*TASK STATEMENT:* Report every line in the listing that contains the string "JSON".

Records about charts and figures
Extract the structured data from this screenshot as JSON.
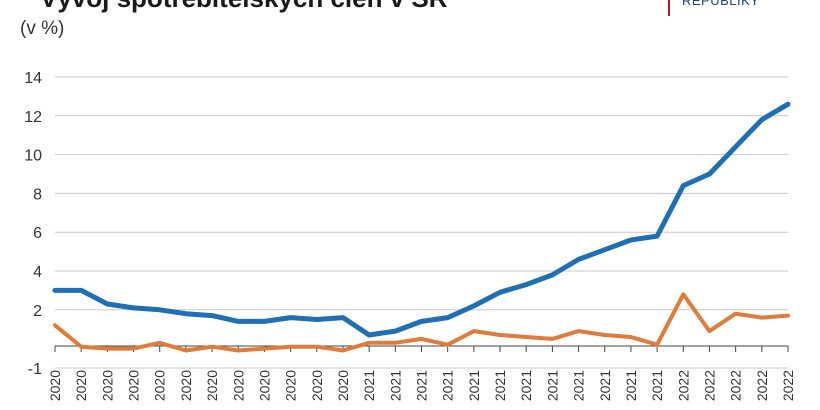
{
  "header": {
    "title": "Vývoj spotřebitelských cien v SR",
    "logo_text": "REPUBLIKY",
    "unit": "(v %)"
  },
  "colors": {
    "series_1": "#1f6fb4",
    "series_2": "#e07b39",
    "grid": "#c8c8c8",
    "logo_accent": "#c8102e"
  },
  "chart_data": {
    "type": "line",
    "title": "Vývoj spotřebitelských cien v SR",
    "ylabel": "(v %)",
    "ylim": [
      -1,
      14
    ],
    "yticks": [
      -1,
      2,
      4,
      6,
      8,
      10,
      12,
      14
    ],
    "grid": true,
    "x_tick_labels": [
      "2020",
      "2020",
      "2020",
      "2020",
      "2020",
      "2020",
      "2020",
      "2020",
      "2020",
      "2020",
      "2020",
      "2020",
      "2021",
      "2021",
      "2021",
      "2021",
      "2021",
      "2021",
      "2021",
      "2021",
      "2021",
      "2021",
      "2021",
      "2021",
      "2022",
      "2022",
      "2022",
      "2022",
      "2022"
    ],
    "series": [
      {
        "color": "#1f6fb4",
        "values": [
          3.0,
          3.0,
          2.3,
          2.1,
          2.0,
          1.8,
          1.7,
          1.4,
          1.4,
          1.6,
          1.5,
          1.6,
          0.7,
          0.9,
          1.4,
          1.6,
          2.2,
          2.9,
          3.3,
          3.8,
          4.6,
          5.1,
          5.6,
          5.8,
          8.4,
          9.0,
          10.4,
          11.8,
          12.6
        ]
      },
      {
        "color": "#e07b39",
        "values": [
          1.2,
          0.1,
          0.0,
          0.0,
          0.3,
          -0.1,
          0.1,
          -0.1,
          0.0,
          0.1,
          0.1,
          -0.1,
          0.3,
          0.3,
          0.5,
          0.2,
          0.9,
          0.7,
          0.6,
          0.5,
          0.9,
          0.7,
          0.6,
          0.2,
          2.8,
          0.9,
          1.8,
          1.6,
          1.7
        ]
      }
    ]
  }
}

* * *

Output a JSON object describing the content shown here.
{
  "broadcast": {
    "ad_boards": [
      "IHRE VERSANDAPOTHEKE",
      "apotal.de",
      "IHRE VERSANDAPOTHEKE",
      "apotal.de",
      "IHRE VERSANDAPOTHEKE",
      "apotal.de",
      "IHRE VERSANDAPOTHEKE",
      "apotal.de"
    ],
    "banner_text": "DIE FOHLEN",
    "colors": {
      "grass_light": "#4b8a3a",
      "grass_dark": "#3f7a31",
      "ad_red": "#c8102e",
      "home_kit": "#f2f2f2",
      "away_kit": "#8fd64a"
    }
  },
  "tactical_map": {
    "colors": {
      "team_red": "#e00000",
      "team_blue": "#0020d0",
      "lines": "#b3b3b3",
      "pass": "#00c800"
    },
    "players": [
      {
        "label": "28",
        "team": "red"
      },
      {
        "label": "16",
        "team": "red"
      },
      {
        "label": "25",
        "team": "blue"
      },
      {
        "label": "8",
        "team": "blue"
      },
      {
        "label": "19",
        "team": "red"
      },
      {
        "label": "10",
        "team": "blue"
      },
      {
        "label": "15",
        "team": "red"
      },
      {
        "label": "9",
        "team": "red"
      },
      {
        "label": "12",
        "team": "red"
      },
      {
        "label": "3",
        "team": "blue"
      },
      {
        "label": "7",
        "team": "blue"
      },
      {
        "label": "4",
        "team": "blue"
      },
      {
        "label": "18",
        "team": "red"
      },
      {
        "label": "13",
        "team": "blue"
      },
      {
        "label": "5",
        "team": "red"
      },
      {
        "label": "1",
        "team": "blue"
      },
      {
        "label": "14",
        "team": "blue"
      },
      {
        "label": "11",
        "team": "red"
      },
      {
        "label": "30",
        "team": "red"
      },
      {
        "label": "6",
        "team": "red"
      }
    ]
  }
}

*EXPECTED OUTPUT:*
Extract the structured data from this screenshot as JSON.
Output a JSON object describing the content shown here.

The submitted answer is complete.